**Goal**. Print all the records exactly, please.

Entries with figure data
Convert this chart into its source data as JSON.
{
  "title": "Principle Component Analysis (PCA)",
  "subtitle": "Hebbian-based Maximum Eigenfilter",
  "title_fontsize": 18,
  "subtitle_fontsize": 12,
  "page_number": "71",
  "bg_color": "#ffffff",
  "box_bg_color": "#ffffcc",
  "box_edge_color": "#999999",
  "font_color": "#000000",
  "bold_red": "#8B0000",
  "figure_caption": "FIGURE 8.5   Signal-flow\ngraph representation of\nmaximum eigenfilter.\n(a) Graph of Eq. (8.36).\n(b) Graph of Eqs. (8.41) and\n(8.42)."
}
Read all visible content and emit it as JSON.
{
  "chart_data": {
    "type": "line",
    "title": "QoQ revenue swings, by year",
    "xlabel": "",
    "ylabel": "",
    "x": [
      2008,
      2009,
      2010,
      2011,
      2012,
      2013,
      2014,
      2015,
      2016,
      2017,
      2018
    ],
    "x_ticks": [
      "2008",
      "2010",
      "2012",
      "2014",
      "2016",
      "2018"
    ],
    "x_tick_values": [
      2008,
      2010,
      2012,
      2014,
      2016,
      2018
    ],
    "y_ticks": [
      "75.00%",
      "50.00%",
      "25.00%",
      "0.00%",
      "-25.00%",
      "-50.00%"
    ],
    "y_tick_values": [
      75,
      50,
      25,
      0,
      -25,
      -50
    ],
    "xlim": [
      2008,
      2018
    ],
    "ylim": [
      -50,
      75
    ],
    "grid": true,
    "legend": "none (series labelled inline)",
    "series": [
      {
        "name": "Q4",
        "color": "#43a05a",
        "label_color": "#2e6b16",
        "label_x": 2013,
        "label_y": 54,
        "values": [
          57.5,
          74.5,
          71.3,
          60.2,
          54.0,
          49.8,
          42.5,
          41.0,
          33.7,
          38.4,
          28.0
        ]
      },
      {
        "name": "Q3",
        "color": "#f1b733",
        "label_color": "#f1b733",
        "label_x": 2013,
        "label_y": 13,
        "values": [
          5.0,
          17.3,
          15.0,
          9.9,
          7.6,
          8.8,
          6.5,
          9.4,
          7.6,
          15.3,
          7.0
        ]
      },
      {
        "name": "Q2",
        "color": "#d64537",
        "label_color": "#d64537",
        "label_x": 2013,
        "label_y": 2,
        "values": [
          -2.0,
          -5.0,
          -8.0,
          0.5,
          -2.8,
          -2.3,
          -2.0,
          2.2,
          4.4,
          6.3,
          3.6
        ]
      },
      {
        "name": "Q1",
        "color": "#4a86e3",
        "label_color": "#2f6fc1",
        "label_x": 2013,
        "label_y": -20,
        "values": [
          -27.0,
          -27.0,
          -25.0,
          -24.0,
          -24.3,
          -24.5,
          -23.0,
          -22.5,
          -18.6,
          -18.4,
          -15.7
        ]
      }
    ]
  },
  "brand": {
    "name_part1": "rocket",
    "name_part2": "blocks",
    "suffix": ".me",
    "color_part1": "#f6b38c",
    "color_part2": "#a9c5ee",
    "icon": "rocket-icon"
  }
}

**Solution to this exercise**.
Convert this chart into its source data as JSON.
{
  "title": "Principle Component Analysis (PCA)",
  "subtitle": "Hebbian-based Maximum Eigenfilter",
  "title_fontsize": 18,
  "subtitle_fontsize": 12,
  "page_number": "71",
  "bg_color": "#ffffff",
  "box_bg_color": "#ffffcc",
  "box_edge_color": "#999999",
  "font_color": "#000000",
  "bold_red": "#8B0000",
  "figure_caption": "FIGURE 8.5   Signal-flow\ngraph representation of\nmaximum eigenfilter.\n(a) Graph of Eq. (8.36).\n(b) Graph of Eqs. (8.41) and\n(8.42)."
}
Read all visible content and emit it as JSON.
{
  "chart_data": {
    "type": "line",
    "title": "QoQ revenue swings, by year",
    "xlabel": "",
    "ylabel": "",
    "x": [
      2008,
      2009,
      2010,
      2011,
      2012,
      2013,
      2014,
      2015,
      2016,
      2017,
      2018
    ],
    "x_ticks": [
      "2008",
      "2010",
      "2012",
      "2014",
      "2016",
      "2018"
    ],
    "x_tick_values": [
      2008,
      2010,
      2012,
      2014,
      2016,
      2018
    ],
    "y_ticks": [
      "75.00%",
      "50.00%",
      "25.00%",
      "0.00%",
      "-25.00%",
      "-50.00%"
    ],
    "y_tick_values": [
      75,
      50,
      25,
      0,
      -25,
      -50
    ],
    "xlim": [
      2008,
      2018
    ],
    "ylim": [
      -50,
      75
    ],
    "grid": true,
    "legend": "none (series labelled inline)",
    "series": [
      {
        "name": "Q4",
        "color": "#43a05a",
        "label_color": "#2e6b16",
        "label_x": 2013,
        "label_y": 54,
        "values": [
          57.5,
          74.5,
          71.3,
          60.2,
          54.0,
          49.8,
          42.5,
          41.0,
          33.7,
          38.4,
          28.0
        ]
      },
      {
        "name": "Q3",
        "color": "#f1b733",
        "label_color": "#f1b733",
        "label_x": 2013,
        "label_y": 13,
        "values": [
          5.0,
          17.3,
          15.0,
          9.9,
          7.6,
          8.8,
          6.5,
          9.4,
          7.6,
          15.3,
          7.0
        ]
      },
      {
        "name": "Q2",
        "color": "#d64537",
        "label_color": "#d64537",
        "label_x": 2013,
        "label_y": 2,
        "values": [
          -2.0,
          -5.0,
          -8.0,
          0.5,
          -2.8,
          -2.3,
          -2.0,
          2.2,
          4.4,
          6.3,
          3.6
        ]
      },
      {
        "name": "Q1",
        "color": "#4a86e3",
        "label_color": "#2f6fc1",
        "label_x": 2013,
        "label_y": -20,
        "values": [
          -27.0,
          -27.0,
          -25.0,
          -24.0,
          -24.3,
          -24.5,
          -23.0,
          -22.5,
          -18.6,
          -18.4,
          -15.7
        ]
      }
    ]
  },
  "brand": {
    "name_part1": "rocket",
    "name_part2": "blocks",
    "suffix": ".me",
    "color_part1": "#f6b38c",
    "color_part2": "#a9c5ee",
    "icon": "rocket-icon"
  }
}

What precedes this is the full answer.